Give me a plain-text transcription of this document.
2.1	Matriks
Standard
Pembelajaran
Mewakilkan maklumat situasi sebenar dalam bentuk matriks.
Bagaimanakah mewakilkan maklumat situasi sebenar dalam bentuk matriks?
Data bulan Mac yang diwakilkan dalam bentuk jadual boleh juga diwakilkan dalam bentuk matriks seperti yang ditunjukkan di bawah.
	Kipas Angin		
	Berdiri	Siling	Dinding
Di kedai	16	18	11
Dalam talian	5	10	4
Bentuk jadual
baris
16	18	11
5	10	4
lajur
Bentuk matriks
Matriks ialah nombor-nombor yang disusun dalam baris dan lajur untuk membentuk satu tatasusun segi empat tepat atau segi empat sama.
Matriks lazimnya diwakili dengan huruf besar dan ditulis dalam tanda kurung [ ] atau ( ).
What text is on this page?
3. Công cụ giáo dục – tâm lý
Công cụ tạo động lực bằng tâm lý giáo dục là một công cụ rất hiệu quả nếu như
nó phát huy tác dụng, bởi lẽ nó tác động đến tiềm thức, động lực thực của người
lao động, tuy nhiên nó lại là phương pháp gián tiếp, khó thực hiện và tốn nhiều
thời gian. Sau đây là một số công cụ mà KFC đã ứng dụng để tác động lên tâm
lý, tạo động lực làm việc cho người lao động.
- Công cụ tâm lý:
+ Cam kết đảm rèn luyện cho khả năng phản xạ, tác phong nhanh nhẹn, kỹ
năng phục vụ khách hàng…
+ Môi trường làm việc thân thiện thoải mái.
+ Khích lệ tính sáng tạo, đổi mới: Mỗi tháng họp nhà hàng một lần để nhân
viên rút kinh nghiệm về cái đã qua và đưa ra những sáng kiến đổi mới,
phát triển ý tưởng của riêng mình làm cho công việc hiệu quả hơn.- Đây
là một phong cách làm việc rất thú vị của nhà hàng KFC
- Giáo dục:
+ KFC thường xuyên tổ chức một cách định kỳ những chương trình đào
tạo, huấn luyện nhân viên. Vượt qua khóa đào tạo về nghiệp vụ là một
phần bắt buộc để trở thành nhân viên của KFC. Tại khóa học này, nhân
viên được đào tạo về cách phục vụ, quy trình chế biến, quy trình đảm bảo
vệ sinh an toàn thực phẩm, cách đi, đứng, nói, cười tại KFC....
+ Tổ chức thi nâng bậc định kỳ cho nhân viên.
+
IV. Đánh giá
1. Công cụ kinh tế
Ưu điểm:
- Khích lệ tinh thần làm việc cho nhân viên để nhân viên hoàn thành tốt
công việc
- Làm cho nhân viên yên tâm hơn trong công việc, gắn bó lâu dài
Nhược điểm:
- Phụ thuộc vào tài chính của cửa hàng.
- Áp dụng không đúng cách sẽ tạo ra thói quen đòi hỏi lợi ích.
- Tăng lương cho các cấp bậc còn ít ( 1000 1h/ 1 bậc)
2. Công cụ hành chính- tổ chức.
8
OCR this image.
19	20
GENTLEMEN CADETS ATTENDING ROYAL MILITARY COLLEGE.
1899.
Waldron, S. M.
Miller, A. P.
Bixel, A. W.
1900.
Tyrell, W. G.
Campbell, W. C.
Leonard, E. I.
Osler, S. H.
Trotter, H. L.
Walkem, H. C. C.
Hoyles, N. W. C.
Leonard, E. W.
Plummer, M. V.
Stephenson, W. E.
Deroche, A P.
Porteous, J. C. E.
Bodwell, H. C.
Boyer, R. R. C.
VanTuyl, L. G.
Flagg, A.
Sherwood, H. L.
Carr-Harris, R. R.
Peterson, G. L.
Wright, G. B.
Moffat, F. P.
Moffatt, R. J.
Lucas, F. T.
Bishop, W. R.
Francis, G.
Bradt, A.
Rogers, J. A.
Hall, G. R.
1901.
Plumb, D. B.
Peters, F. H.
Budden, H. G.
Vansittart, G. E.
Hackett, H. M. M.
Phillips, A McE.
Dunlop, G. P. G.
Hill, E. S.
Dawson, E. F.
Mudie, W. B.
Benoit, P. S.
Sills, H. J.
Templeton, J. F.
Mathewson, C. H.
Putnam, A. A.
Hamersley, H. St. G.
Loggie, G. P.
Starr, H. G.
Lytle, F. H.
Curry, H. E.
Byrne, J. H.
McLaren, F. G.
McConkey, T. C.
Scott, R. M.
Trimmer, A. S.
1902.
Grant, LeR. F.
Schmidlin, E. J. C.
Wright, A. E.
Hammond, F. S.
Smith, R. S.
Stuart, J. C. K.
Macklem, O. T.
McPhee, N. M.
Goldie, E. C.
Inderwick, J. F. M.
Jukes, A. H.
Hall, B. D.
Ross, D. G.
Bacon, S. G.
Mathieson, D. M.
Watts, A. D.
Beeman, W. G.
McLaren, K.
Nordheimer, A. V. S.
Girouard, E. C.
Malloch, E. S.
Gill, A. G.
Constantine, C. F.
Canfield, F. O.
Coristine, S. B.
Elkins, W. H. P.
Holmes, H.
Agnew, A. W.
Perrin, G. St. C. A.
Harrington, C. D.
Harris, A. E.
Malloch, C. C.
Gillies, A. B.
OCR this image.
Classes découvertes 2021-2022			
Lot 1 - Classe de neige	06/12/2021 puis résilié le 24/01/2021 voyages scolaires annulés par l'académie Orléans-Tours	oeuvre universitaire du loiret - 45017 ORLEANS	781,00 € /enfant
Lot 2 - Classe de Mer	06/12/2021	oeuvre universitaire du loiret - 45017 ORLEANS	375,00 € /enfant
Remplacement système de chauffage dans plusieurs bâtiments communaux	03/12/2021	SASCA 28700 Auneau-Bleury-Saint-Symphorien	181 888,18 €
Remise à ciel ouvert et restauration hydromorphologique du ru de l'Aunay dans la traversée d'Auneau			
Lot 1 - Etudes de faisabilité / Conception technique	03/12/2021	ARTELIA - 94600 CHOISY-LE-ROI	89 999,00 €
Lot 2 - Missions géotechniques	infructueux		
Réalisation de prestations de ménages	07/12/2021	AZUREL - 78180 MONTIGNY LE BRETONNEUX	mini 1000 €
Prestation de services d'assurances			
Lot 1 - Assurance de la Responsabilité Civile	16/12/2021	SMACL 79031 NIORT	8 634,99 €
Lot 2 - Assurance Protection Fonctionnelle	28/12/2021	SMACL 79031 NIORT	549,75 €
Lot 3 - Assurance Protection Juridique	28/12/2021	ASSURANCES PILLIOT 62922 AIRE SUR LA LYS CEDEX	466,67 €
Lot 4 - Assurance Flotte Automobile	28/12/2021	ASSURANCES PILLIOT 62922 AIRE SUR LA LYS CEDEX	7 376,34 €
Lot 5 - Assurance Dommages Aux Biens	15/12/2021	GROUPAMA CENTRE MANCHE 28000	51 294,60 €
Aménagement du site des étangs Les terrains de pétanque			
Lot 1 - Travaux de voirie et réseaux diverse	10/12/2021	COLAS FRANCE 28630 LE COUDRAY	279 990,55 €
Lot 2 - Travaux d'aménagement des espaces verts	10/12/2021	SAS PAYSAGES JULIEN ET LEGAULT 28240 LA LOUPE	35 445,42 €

■ ■ ■ ■

Copy, from the material above, each line in which the string "định" occurs.

#### [COMPLETE OUTPUT]
+ KFC thường xuyên tổ chức một cách định kỳ những chương trình đào
+ Tổ chức thi nâng bậc định kỳ cho nhân viên.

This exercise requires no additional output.